[Records from a collection of figures]
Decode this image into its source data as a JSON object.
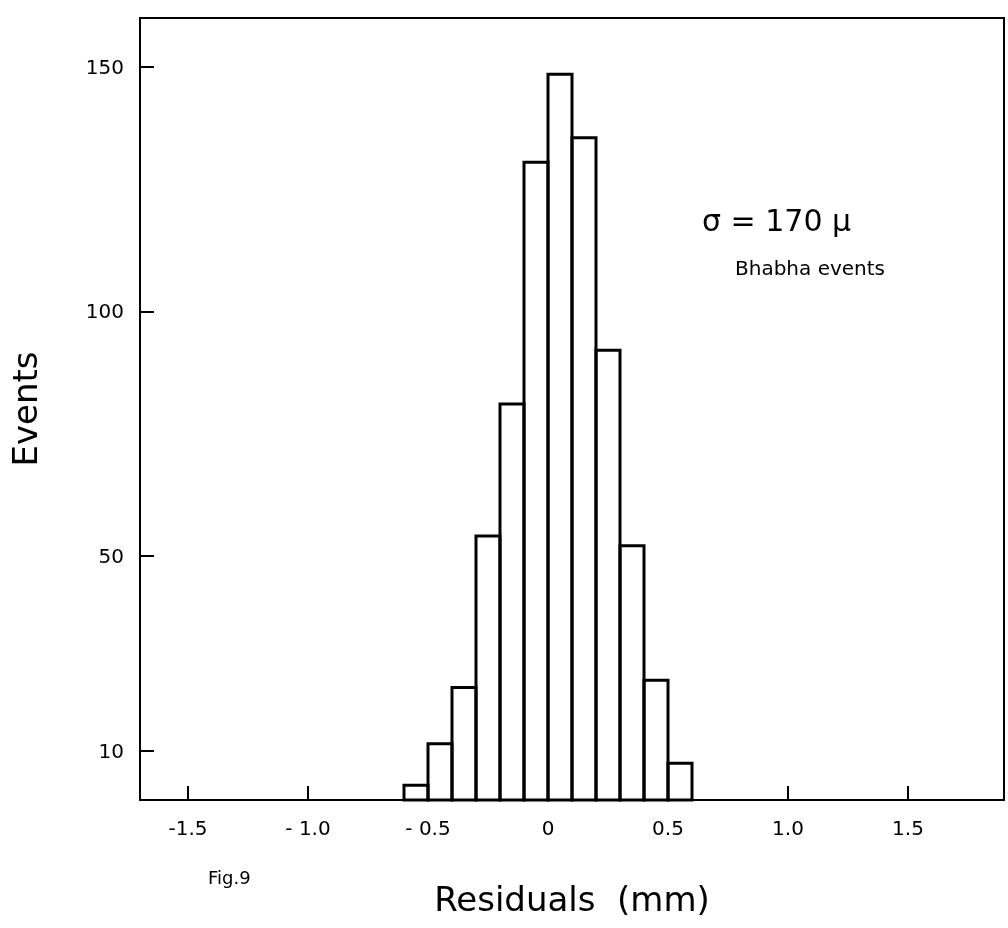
{
  "chart_data": {
    "type": "histogram",
    "xlabel": "Residuals  (mm)",
    "ylabel": "Events",
    "bins": [
      -0.6,
      -0.5,
      -0.4,
      -0.3,
      -0.2,
      -0.1,
      0,
      0.1,
      0.2,
      0.3,
      0.4,
      0.5,
      0.6
    ],
    "values": [
      3,
      11.5,
      23,
      54,
      81,
      130.5,
      148.5,
      135.5,
      92,
      52,
      24.5,
      7.5
    ],
    "color": "#000000",
    "xlim": [
      -1.7,
      1.9
    ],
    "ylim": [
      0,
      160
    ],
    "xticks": [
      -1.5,
      {
        "value": -1,
        "label": "- 1.0"
      },
      {
        "value": -0.5,
        "label": "- 0.5"
      },
      0,
      0.5,
      {
        "value": 1,
        "label": "1.0"
      },
      1.5
    ],
    "yticks": [
      10,
      50,
      100,
      150
    ],
    "grid": false,
    "annotations": [
      "σ = 170 μ",
      "Bhabha events",
      "Fig.9"
    ]
  }
}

◆ Problem description ◆
Write out all the entries exactly, except for the pictures.

◆ Completed task ◆
Decode this image into its source data as a JSON object.
{
  "chart_data": {
    "type": "histogram",
    "xlabel": "Residuals  (mm)",
    "ylabel": "Events",
    "bins": [
      -0.6,
      -0.5,
      -0.4,
      -0.3,
      -0.2,
      -0.1,
      0,
      0.1,
      0.2,
      0.3,
      0.4,
      0.5,
      0.6
    ],
    "values": [
      3,
      11.5,
      23,
      54,
      81,
      130.5,
      148.5,
      135.5,
      92,
      52,
      24.5,
      7.5
    ],
    "color": "#000000",
    "xlim": [
      -1.7,
      1.9
    ],
    "ylim": [
      0,
      160
    ],
    "xticks": [
      -1.5,
      {
        "value": -1,
        "label": "- 1.0"
      },
      {
        "value": -0.5,
        "label": "- 0.5"
      },
      0,
      0.5,
      {
        "value": 1,
        "label": "1.0"
      },
      1.5
    ],
    "yticks": [
      10,
      50,
      100,
      150
    ],
    "grid": false,
    "annotations": [
      "σ = 170 μ",
      "Bhabha events",
      "Fig.9"
    ]
  }
}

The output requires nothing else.